_Description of the task:_ Return the data from the line with "- series-hmda: [48, 81, 212, 150]" to the line with "- y-axis-label: Sbreak", copying each line in that range exactly and including both of those lines.

_Input rows:_

---+---

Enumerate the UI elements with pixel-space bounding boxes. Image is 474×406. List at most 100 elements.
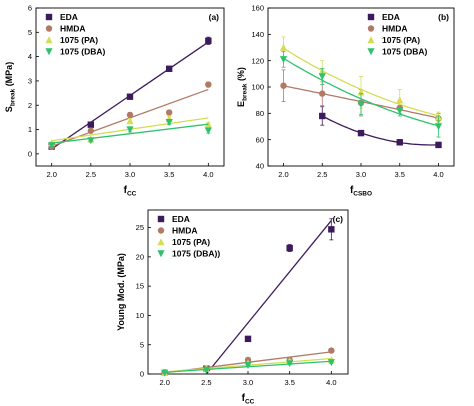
- series-hmda: [48, 81, 212, 150]
- y-tick-label: 40: [256, 162, 264, 171]
- data-point: [357, 129, 365, 137]
- y-tick-label: 1: [28, 125, 32, 134]
- legend-label: EDA: [172, 214, 190, 224]
- data-point: [165, 65, 173, 72]
- x-axis-label: fCC: [242, 393, 255, 406]
- chart-panel-1: 2.0 2.5 3.0 3.5 4.0 0 1 2 3 4 5 6 fCC Sbreak (MPa) (a)…: [4, 4, 225, 198]
- data-point: [319, 90, 326, 97]
- legend-marker: [45, 48, 53, 56]
- y-axis-label: Sbreak (MPa): [4, 62, 17, 112]
- series-eda: [319, 106, 442, 149]
- series-eda: [203, 218, 335, 375]
- chart-panel-2: 2.0 2.5 3.0 3.5 4.0 40 60 80 100 120 140 160 fCSBO Eb…: [236, 4, 455, 198]
- x-tick-label: 3.5: [284, 378, 294, 387]
- legend-label: EDA: [60, 12, 78, 22]
- x-axis-label: fCC: [124, 185, 137, 198]
- x-axis-label: fCSBO: [350, 185, 372, 198]
- data-point: [435, 141, 442, 149]
- data-point: [286, 244, 293, 252]
- legend-label: HMDA: [382, 24, 408, 34]
- x-tick-label: 3.5: [395, 170, 405, 179]
- legend-label: HMDA: [172, 226, 198, 236]
- legend-marker: [367, 13, 375, 21]
- fit-line: [51, 123, 209, 144]
- y-axis-label: Ebreak (%): [236, 67, 249, 107]
- data-point: [286, 360, 294, 368]
- fit-curve: [322, 115, 439, 146]
- chart-panel-3: 2.0 2.5 3.0 3.5 4.0 0 5 10 15 20 25 fCC Young Mod. (…: [116, 209, 349, 406]
- y-tick-label: 0: [28, 149, 32, 158]
- data-point: [165, 109, 173, 116]
- x-tick-label: 3.5: [164, 170, 174, 179]
- panel-label: (b): [438, 12, 449, 22]
- series-dba: [161, 359, 335, 377]
- y-tick-label: 100: [251, 83, 264, 92]
- legend-marker: [157, 238, 165, 246]
- legend-marker: [157, 250, 165, 258]
- y-tick-label: 3: [28, 77, 32, 86]
- x-tick-label: 3.0: [356, 170, 366, 179]
- x-tick-label: 2.0: [46, 170, 56, 179]
- x-tick-label: 4.0: [203, 170, 213, 179]
- data-point: [202, 366, 210, 374]
- legend-label: HMDA: [60, 24, 86, 34]
- series-dba: [48, 119, 212, 150]
- legend-marker: [367, 36, 375, 44]
- legend-label: 1075 (DBA): [382, 47, 428, 57]
- data-point: [87, 121, 95, 128]
- data-point: [396, 96, 404, 104]
- data-point: [126, 111, 134, 119]
- legend-label: 1075 (PA): [172, 237, 210, 247]
- data-point: [161, 369, 169, 377]
- legend-label: 1075 (PA): [382, 35, 420, 45]
- data-point: [328, 226, 335, 233]
- legend-marker: [157, 227, 165, 234]
- x-tick-label: 2.5: [317, 170, 327, 179]
- data-point: [48, 142, 56, 150]
- y-tick-label: 160: [251, 4, 264, 13]
- data-point: [126, 93, 134, 100]
- data-point: [327, 359, 335, 367]
- y-tick-label: 5: [140, 340, 144, 349]
- y-tick-label: 0: [140, 370, 144, 379]
- data-point: [244, 335, 252, 343]
- data-point: [205, 81, 212, 88]
- legend-label: EDA: [382, 12, 400, 22]
- x-tick-label: 4.0: [433, 170, 443, 179]
- panel-label: (c): [333, 214, 344, 224]
- legend-marker: [45, 13, 53, 21]
- data-point: [126, 126, 134, 134]
- data-point: [87, 137, 95, 145]
- y-tick-label: 5: [28, 28, 32, 37]
- data-point: [318, 73, 326, 81]
- x-tick-label: 3.0: [243, 378, 253, 387]
- y-tick-label: 140: [251, 30, 264, 39]
- data-point: [126, 117, 134, 125]
- y-axis-label: Young Mod. (MPa): [116, 253, 126, 331]
- data-point: [396, 107, 404, 115]
- x-tick-label: 2.0: [159, 378, 169, 387]
- data-point: [244, 362, 252, 370]
- data-point: [205, 37, 212, 45]
- data-point: [204, 127, 212, 135]
- y-tick-label: 10: [136, 311, 144, 320]
- x-tick-label: 2.0: [278, 170, 288, 179]
- y-tick-label: 25: [136, 223, 144, 232]
- legend-marker: [157, 215, 165, 223]
- data-point: [396, 139, 403, 146]
- legend-label: 1075 (PA): [60, 35, 98, 45]
- data-point: [319, 112, 326, 120]
- y-tick-label: 120: [251, 56, 264, 65]
- data-point: [280, 82, 287, 89]
- fit-line: [205, 220, 332, 375]
- data-point: [434, 123, 443, 131]
- y-tick-label: 4: [28, 52, 32, 61]
- data-point: [165, 119, 173, 127]
- x-tick-label: 4.0: [326, 378, 336, 387]
- x-tick-label: 2.5: [201, 378, 211, 387]
- legend-marker: [367, 48, 375, 56]
- legend-marker: [45, 25, 53, 32]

---+---

_Response below:_
- series-hmda: [48, 81, 212, 150]
- y-tick-label: 40: [256, 162, 264, 171]
- data-point: [357, 129, 365, 137]
- y-tick-label: 1: [28, 125, 32, 134]
- legend-label: EDA: [172, 214, 190, 224]
- data-point: [165, 65, 173, 72]
- x-axis-label: fCC: [242, 393, 255, 406]
- chart-panel-1: 2.0 2.5 3.0 3.5 4.0 0 1 2 3 4 5 6 fCC Sbreak (MPa) (a)…: [4, 4, 225, 198]
- data-point: [319, 90, 326, 97]
- legend-marker: [45, 48, 53, 56]
- y-axis-label: Sbreak (MPa): [4, 62, 17, 112]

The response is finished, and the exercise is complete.